[Dataset items]
——————————

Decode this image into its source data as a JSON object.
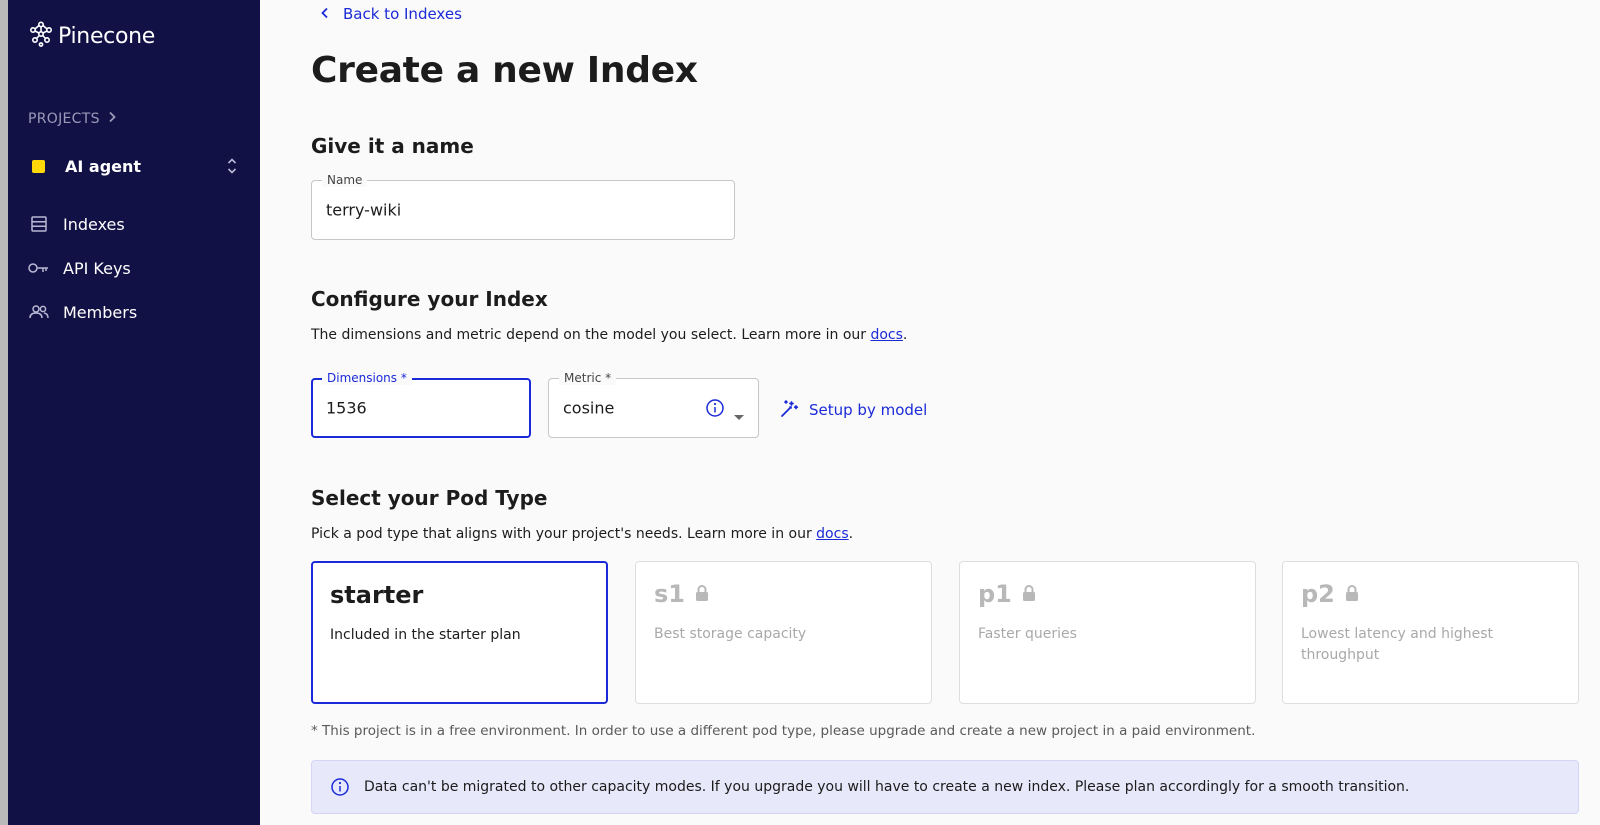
{
  "sidebar": {
    "brand": "Pinecone",
    "projects_label": "PROJECTS",
    "current_project": "AI agent",
    "items": [
      {
        "label": "Indexes",
        "icon": "list-icon"
      },
      {
        "label": "API Keys",
        "icon": "key-icon"
      },
      {
        "label": "Members",
        "icon": "people-icon"
      }
    ]
  },
  "main": {
    "back_link": "Back to Indexes",
    "title": "Create a new Index",
    "name_section": {
      "title": "Give it a name",
      "field_label": "Name",
      "field_value": "terry-wiki"
    },
    "config_section": {
      "title": "Configure your Index",
      "desc_prefix": "The dimensions and metric depend on the model you select. Learn more in our ",
      "desc_link": "docs",
      "desc_suffix": ".",
      "dimensions_label": "Dimensions *",
      "dimensions_value": "1536",
      "metric_label": "Metric *",
      "metric_value": "cosine",
      "setup_button": "Setup by model"
    },
    "pod_section": {
      "title": "Select your Pod Type",
      "desc_prefix": "Pick a pod type that aligns with your project's needs. Learn more in our ",
      "desc_link": "docs",
      "desc_suffix": ".",
      "pods": [
        {
          "name": "starter",
          "desc": "Included in the starter plan",
          "locked": false,
          "selected": true
        },
        {
          "name": "s1",
          "desc": "Best storage capacity",
          "locked": true,
          "selected": false
        },
        {
          "name": "p1",
          "desc": "Faster queries",
          "locked": true,
          "selected": false
        },
        {
          "name": "p2",
          "desc": "Lowest latency and highest throughput",
          "locked": true,
          "selected": false
        }
      ],
      "footnote": "* This project is in a free environment. In order to use a different pod type, please upgrade and create a new project in a paid environment."
    },
    "alert": "Data can't be migrated to other capacity modes. If you upgrade you will have to create a new index. Please plan accordingly for a smooth transition."
  },
  "colors": {
    "sidebar_bg": "#121146",
    "accent": "#1b2ad8",
    "project_dot": "#fed809",
    "alert_bg": "#e8e8fb"
  }
}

——————————

### Work to be completed
Look through the data and show every line containing "Learn".

### Full answer
      "desc_prefix": "The dimensions and metric depend on the model you select. Learn more in our ",
      "desc_prefix": "Pick a pod type that aligns with your project's needs. Learn more in our ",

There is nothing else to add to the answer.